## STATED TASK
Without altering anything, output the material below.

## EXTRACTED MATERIAL
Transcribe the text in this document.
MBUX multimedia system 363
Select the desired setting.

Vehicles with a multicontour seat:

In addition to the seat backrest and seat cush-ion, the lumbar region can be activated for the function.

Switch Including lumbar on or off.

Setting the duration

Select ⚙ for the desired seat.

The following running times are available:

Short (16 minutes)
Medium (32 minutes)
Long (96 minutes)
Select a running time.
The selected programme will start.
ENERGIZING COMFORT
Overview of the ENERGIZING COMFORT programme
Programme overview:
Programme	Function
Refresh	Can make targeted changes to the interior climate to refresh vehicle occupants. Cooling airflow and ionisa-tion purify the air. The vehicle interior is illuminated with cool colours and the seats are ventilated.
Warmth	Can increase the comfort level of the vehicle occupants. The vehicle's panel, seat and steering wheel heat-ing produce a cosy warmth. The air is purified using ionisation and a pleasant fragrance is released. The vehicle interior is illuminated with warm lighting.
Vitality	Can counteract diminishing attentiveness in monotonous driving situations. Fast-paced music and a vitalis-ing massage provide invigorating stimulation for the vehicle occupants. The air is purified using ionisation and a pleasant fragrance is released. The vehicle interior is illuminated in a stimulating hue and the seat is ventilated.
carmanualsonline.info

## SOLUTION
Transcribe the text in this document.
MBUX multimedia system 363
Select the desired setting.

Vehicles with a multicontour seat:

In addition to the seat backrest and seat cush-ion, the lumbar region can be activated for the function.

Switch Including lumbar on or off.

Setting the duration

Select ⚙ for the desired seat.

The following running times are available:

Short (16 minutes)
Medium (32 minutes)
Long (96 minutes)
Select a running time.
The selected programme will start.
ENERGIZING COMFORT
Overview of the ENERGIZING COMFORT programme
Programme overview:
Programme	Function
Refresh	Can make targeted changes to the interior climate to refresh vehicle occupants. Cooling airflow and ionisa-tion purify the air. The vehicle interior is illuminated with cool colours and the seats are ventilated.
Warmth	Can increase the comfort level of the vehicle occupants. The vehicle's panel, seat and steering wheel heat-ing produce a cosy warmth. The air is purified using ionisation and a pleasant fragrance is released. The vehicle interior is illuminated with warm lighting.
Vitality	Can counteract diminishing attentiveness in monotonous driving situations. Fast-paced music and a vitalis-ing massage provide invigorating stimulation for the vehicle occupants. The air is purified using ionisation and a pleasant fragrance is released. The vehicle interior is illuminated in a stimulating hue and the seat is ventilated.
carmanualsonline.info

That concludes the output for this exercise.